# [YOUR GOAL]
Word for word, transcribe the lines below and drop the pictures.

[Extracted data entries]
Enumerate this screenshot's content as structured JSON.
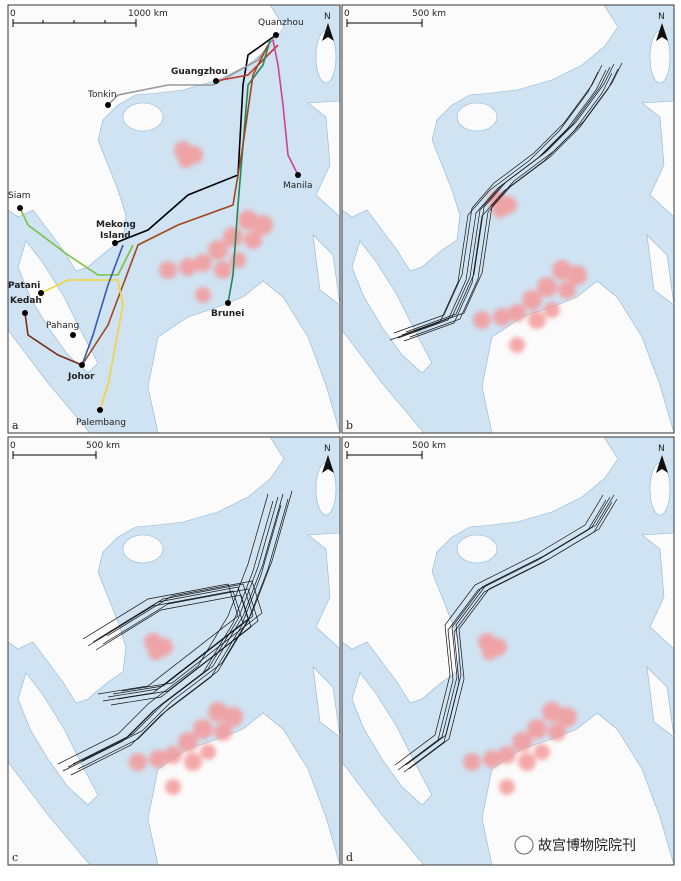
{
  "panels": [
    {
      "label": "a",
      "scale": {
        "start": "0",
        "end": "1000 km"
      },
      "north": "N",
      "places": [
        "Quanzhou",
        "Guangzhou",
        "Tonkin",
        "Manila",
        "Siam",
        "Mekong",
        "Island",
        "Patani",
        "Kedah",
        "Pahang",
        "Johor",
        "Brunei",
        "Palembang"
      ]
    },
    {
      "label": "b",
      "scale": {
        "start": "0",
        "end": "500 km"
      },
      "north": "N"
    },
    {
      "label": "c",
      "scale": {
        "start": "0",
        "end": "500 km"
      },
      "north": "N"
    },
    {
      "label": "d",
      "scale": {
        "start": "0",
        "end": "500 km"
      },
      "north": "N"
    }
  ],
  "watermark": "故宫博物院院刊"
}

# [WRITTEN REPLY]
Enumerate this screenshot's content as structured JSON.
{
  "panels": [
    {
      "label": "a",
      "scale": {
        "start": "0",
        "end": "1000 km"
      },
      "north": "N",
      "places": [
        "Quanzhou",
        "Guangzhou",
        "Tonkin",
        "Manila",
        "Siam",
        "Mekong",
        "Island",
        "Patani",
        "Kedah",
        "Pahang",
        "Johor",
        "Brunei",
        "Palembang"
      ]
    },
    {
      "label": "b",
      "scale": {
        "start": "0",
        "end": "500 km"
      },
      "north": "N"
    },
    {
      "label": "c",
      "scale": {
        "start": "0",
        "end": "500 km"
      },
      "north": "N"
    },
    {
      "label": "d",
      "scale": {
        "start": "0",
        "end": "500 km"
      },
      "north": "N"
    }
  ],
  "watermark": "故宫博物院院刊"
}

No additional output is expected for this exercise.